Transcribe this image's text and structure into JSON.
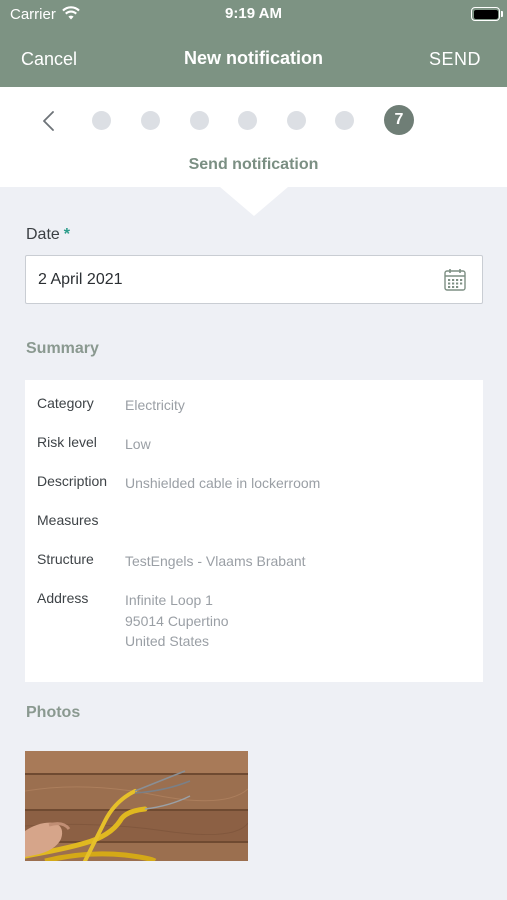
{
  "status_bar": {
    "carrier": "Carrier",
    "time": "9:19 AM"
  },
  "nav": {
    "cancel": "Cancel",
    "title": "New notification",
    "send": "SEND"
  },
  "stepper": {
    "total_steps": 7,
    "current_step": "7",
    "step_title": "Send notification"
  },
  "date_field": {
    "label": "Date",
    "required_marker": "*",
    "value": "2 April 2021"
  },
  "summary": {
    "heading": "Summary",
    "rows": [
      {
        "key": "Category",
        "value": "Electricity"
      },
      {
        "key": "Risk level",
        "value": "Low"
      },
      {
        "key": "Description",
        "value": "Unshielded cable in lockerroom"
      },
      {
        "key": "Measures",
        "value": ""
      },
      {
        "key": "Structure",
        "value": "TestEngels - Vlaams Brabant"
      },
      {
        "key": "Address",
        "value_lines": [
          "Infinite Loop 1",
          "95014 Cupertino",
          "United States"
        ]
      }
    ]
  },
  "photos": {
    "heading": "Photos"
  },
  "icons": [
    "wifi-icon",
    "battery-icon",
    "chevron-left-icon",
    "calendar-icon"
  ],
  "colors": {
    "header": "#7d9383",
    "accent": "#2c9c8a",
    "active_step": "#6f7e76"
  }
}
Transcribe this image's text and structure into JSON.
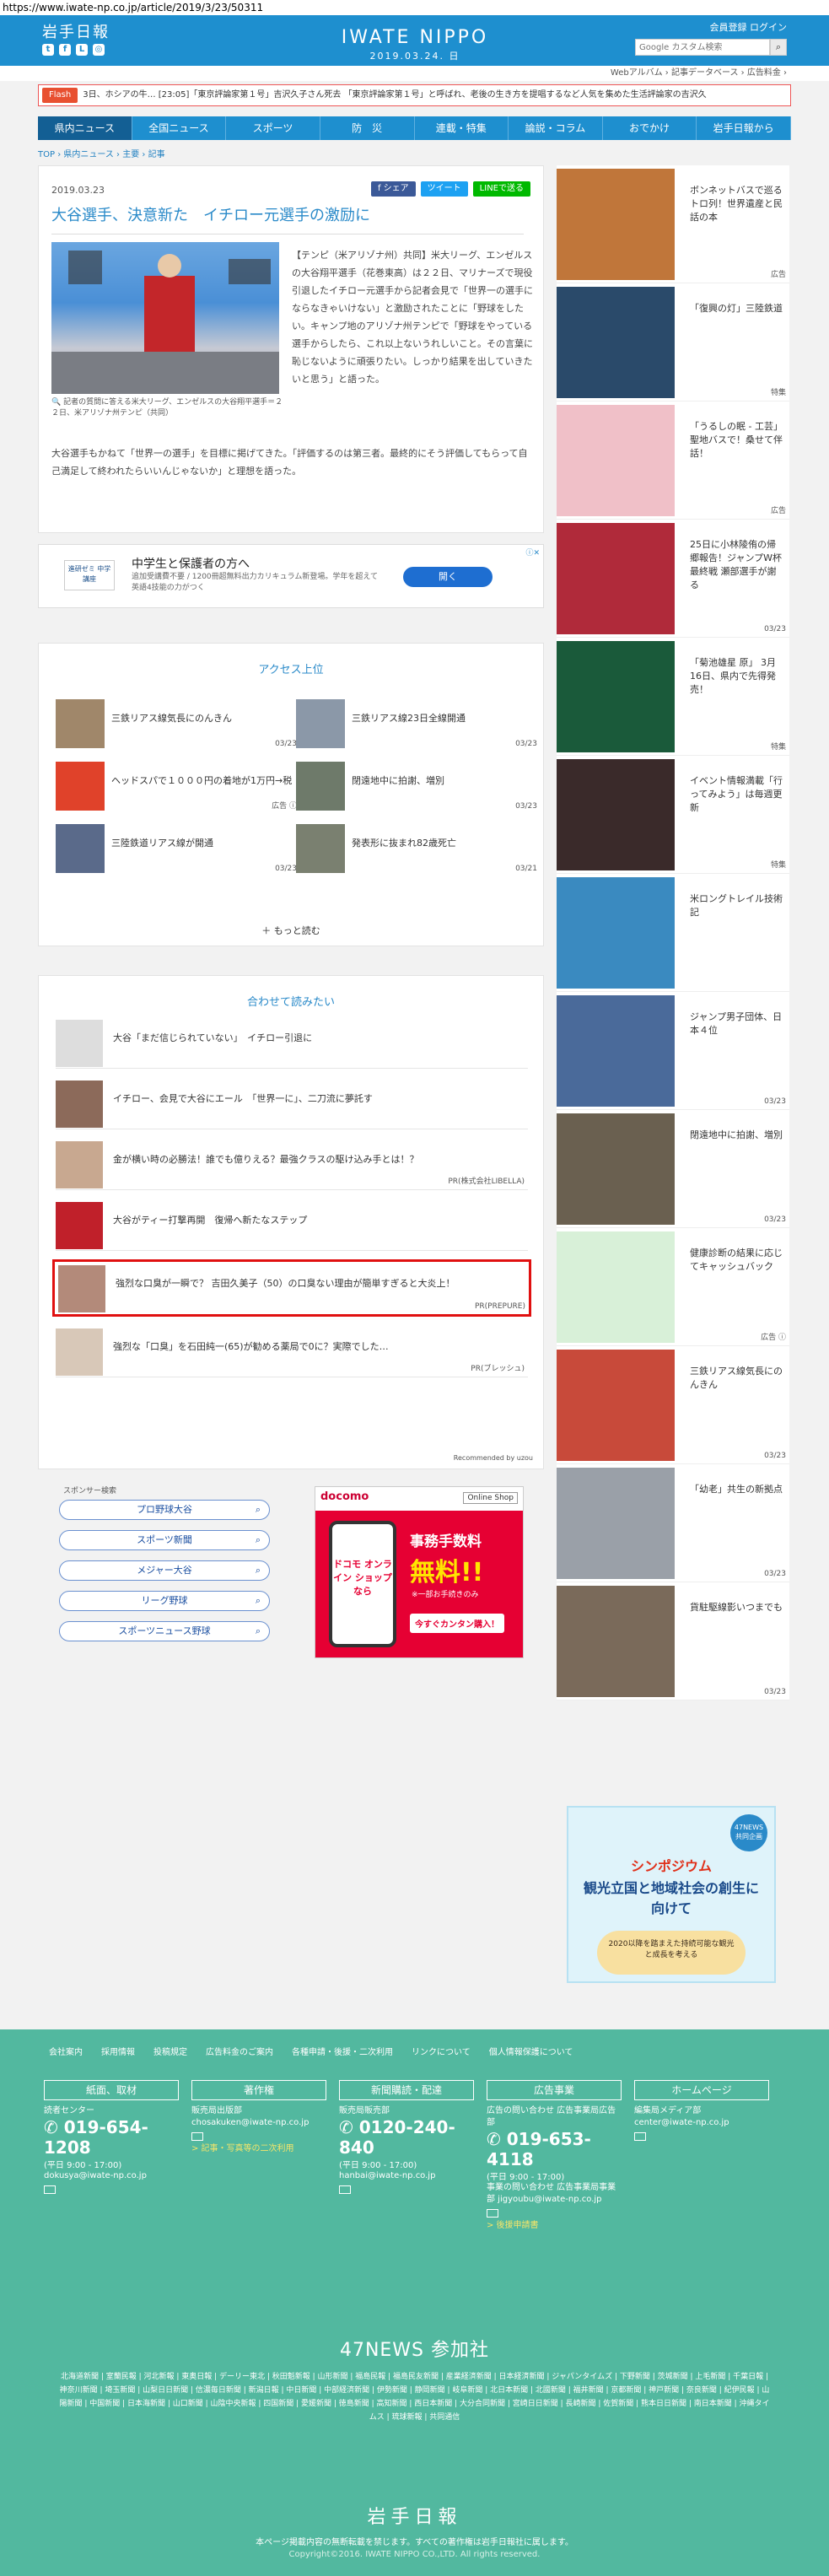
{
  "url": "https://www.iwate-np.co.jp/article/2019/3/23/50311",
  "header": {
    "logo_ja": "岩手日報",
    "logo_en": "IWATE NIPPO",
    "date": "2019.03.24. 日",
    "member": "会員登録  ログイン",
    "search_placeholder": "Google カスタム検索",
    "util": "Webアルバム ›  記事データベース ›  広告料金 ›"
  },
  "ticker": {
    "label": "Flash",
    "text": "3日、ホシアの牛…  [23:05]「東京評論家第１号」吉沢久子さん死去  「東京評論家第１号」と呼ばれ、老後の生き方を提唱するなど人気を集めた生活評論家の吉沢久"
  },
  "nav": [
    "県内ニュース",
    "全国ニュース",
    "スポーツ",
    "防　災",
    "連載・特集",
    "論説・コラム",
    "おでかけ",
    "岩手日報から"
  ],
  "breadcrumb": "TOP › 県内ニュース › 主要 › 記事",
  "article": {
    "date": "2019.03.23",
    "share": [
      "f シェア",
      "ツイート",
      "LINEで送る"
    ],
    "title": "大谷選手、決意新た　イチロー元選手の激励に",
    "caption": "記者の質問に答える米大リーグ、エンゼルスの大谷翔平選手＝２２日、米アリゾナ州テンピ（共同）",
    "body1": "【テンピ（米アリゾナ州）共同】米大リーグ、エンゼルスの大谷翔平選手（花巻東高）は２２日、マリナーズで現役引退したイチロー元選手から記者会見で「世界一の選手にならなきゃいけない」と激励されたことに「野球をしたい。キャンプ地のアリゾナ州テンピで「野球をやっている選手からしたら、これ以上ないうれしいこと。その言葉に恥じないように頑張りたい。しっかり結果を出していきたいと思う」と語った。",
    "body2": "大谷選手もかねて「世界一の選手」を目標に掲げてきた。「評価するのは第三者。最終的にそう評価してもらって自己満足して終われたらいいんじゃないか」と理想を語った。"
  },
  "ad": {
    "thumb": "進研ゼミ 中学講座",
    "title": "中学生と保護者の方へ",
    "desc": "追加受講費不要 / 1200冊超無料出力カリキュラム新登場。学年を超えて英語4技能の力がつく",
    "button": "開く"
  },
  "ranking": {
    "title": "アクセス上位",
    "items": [
      {
        "text": "三鉄リアス線気長にのんきん",
        "date": "03/23"
      },
      {
        "text": "三鉄リアス線23日全線開通",
        "date": "03/23"
      },
      {
        "text": "ヘッドスパで１０００円の着地が1万円→税",
        "date": "広告 ⓘ"
      },
      {
        "text": "閉遠地中に拍謝、増別",
        "date": "03/23"
      },
      {
        "text": "三陸鉄道リアス線が開通",
        "date": "03/23"
      },
      {
        "text": "発表形に抜まれ82歳死亡",
        "date": "03/21"
      }
    ],
    "more": "＋ もっと読む"
  },
  "related": {
    "title": "合わせて読みたい",
    "items": [
      {
        "text": "大谷「まだ信じられていない」　イチロー引退に",
        "pr": ""
      },
      {
        "text": "イチロー、会見で大谷にエール　「世界一に」、二刀流に夢託す",
        "pr": ""
      },
      {
        "text": "金が横い時の必勝法！誰でも億りえる？最強クラスの駆け込み手とは！？",
        "pr": "PR(株式会社LIBELLA)"
      },
      {
        "text": "大谷がティー打撃再開　復帰へ新たなステップ",
        "pr": ""
      },
      {
        "text": "強烈な口臭が一瞬で？ 吉田久美子（50）の口臭ない理由が簡単すぎると大炎上！",
        "pr": "PR(PREPURE)"
      },
      {
        "text": "強烈な「口臭」を石田純一(65)が勧める薬局で0に？実際でした…",
        "pr": "PR(ブレッシュ)"
      }
    ],
    "recommended": "Recommended by  uzou"
  },
  "sponsor": {
    "heading": "スポンサー検索",
    "items": [
      "プロ野球大谷",
      "スポーツ新聞",
      "メジャー大谷",
      "リーグ野球",
      "スポーツニュース野球"
    ]
  },
  "docomo": {
    "brand": "docomo",
    "shop": "Online Shop",
    "phone": "ドコモ オンライン ショップ なら",
    "fee_title": "事務手数料",
    "fee": "無料!!",
    "note": "※一部お手続きのみ",
    "buy": "今すぐカンタン購入！"
  },
  "sidebar": [
    {
      "text": "ボンネットバスで巡るトロ列！世界遺産と民話の本",
      "label": "広告"
    },
    {
      "text": "「復興の灯」三陸鉄道",
      "label": "特集"
    },
    {
      "text": "「うるしの眠 - 工芸」聖地バスで！桑せて伴話！",
      "label": "広告"
    },
    {
      "text": "25日に小林陵侑の帰郷報告！ジャンプW杯最終戦 瀬部選手が謝る",
      "label": "03/23"
    },
    {
      "text": "「菊池雄星 原」 3月16日、県内で先得発売！",
      "label": "特集"
    },
    {
      "text": "イベント情報満載「行ってみよう」は毎週更新",
      "label": "特集"
    },
    {
      "text": "米ロングトレイル技術記",
      "label": ""
    },
    {
      "text": "ジャンプ男子団体、日本４位",
      "label": "03/23"
    },
    {
      "text": "閉遠地中に拍謝、増別",
      "label": "03/23"
    },
    {
      "text": "健康診断の結果に応じてキャッシュバック",
      "label": "広告 ⓘ"
    },
    {
      "text": "三鉄リアス線気長にのんきん",
      "label": "03/23"
    },
    {
      "text": "「幼老」共生の新拠点",
      "label": "03/23"
    },
    {
      "text": "貨駐駆線影いつまでも",
      "label": "03/23"
    }
  ],
  "side_banner": {
    "tag": "47NEWS 共同企画",
    "title": "シンポジウム",
    "main": "観光立国と地域社会の創生に向けて",
    "sub": "2020以降を踏まえた持続可能な観光と成長を考える"
  },
  "footer": {
    "links": [
      "会社案内",
      "採用情報",
      "投稿規定",
      "広告料金のご案内",
      "各種申請・後援・二次利用",
      "リンクについて",
      "個人情報保護について"
    ],
    "columns": [
      {
        "head": "紙面、取材",
        "name": "読者センター",
        "phone": "019-654-1208",
        "hours": "(平日 9:00 - 17:00)",
        "mail": "dokusya@iwate-np.co.jp",
        "extra": ""
      },
      {
        "head": "著作権",
        "name": "販売局出版部",
        "phone": "",
        "hours": "",
        "mail": "chosakuken@iwate-np.co.jp",
        "extra": "> 記事・写真等の二次利用"
      },
      {
        "head": "新聞購読・配達",
        "name": "販売局販売部",
        "phone": "0120-240-840",
        "hours": "(平日 9:00 - 17:00)",
        "mail": "hanbai@iwate-np.co.jp",
        "extra": ""
      },
      {
        "head": "広告事業",
        "name": "広告の問い合わせ 広告事業局広告部",
        "phone": "019-653-4118",
        "hours": "(平日 9:00 - 17:00)",
        "mail": "事業の問い合わせ 広告事業局事業部 jigyoubu@iwate-np.co.jp",
        "extra": "> 後援申請書"
      },
      {
        "head": "ホームページ",
        "name": "編集局メディア部",
        "phone": "",
        "hours": "",
        "mail": "center@iwate-np.co.jp",
        "extra": ""
      }
    ],
    "n47": "47NEWS 参加社",
    "papers": "北海道新聞 | 室蘭民報 | 河北新報 | 東奥日報 | デーリー東北 | 秋田魁新報 | 山形新聞 | 福島民報 | 福島民友新聞 | 産業経済新聞 | 日本経済新聞 | ジャパンタイムズ | 下野新聞 | 茨城新聞 | 上毛新聞 | 千葉日報 | 神奈川新聞 | 埼玉新聞 | 山梨日日新聞 | 信濃毎日新聞 | 新潟日報 | 中日新聞 | 中部経済新聞 | 伊勢新聞 | 静岡新聞 | 岐阜新聞 | 北日本新聞 | 北國新聞 | 福井新聞 | 京都新聞 | 神戸新聞 | 奈良新聞 | 紀伊民報 | 山陽新聞 | 中国新聞 | 日本海新聞 | 山口新聞 | 山陰中央新報 | 四国新聞 | 愛媛新聞 | 徳島新聞 | 高知新聞 | 西日本新聞 | 大分合同新聞 | 宮崎日日新聞 | 長崎新聞 | 佐賀新聞 | 熊本日日新聞 | 南日本新聞 | 沖縄タイムス | 琉球新報 | 共同通信",
    "logo": "岩手日報",
    "notice": "本ページ掲載内容の無断転載を禁じます。すべての著作権は岩手日報社に属します。",
    "copyright": "Copyright©2016. IWATE NIPPO CO.,LTD. All rights reserved."
  }
}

◆ ◆ ◆ ◆ ◆ ◆ ◆

**Exercise directions**
Each line that holds the string "三鉄リアス線気長にのんきん" counts once; give the total and nothing else.

**Exercise result**
2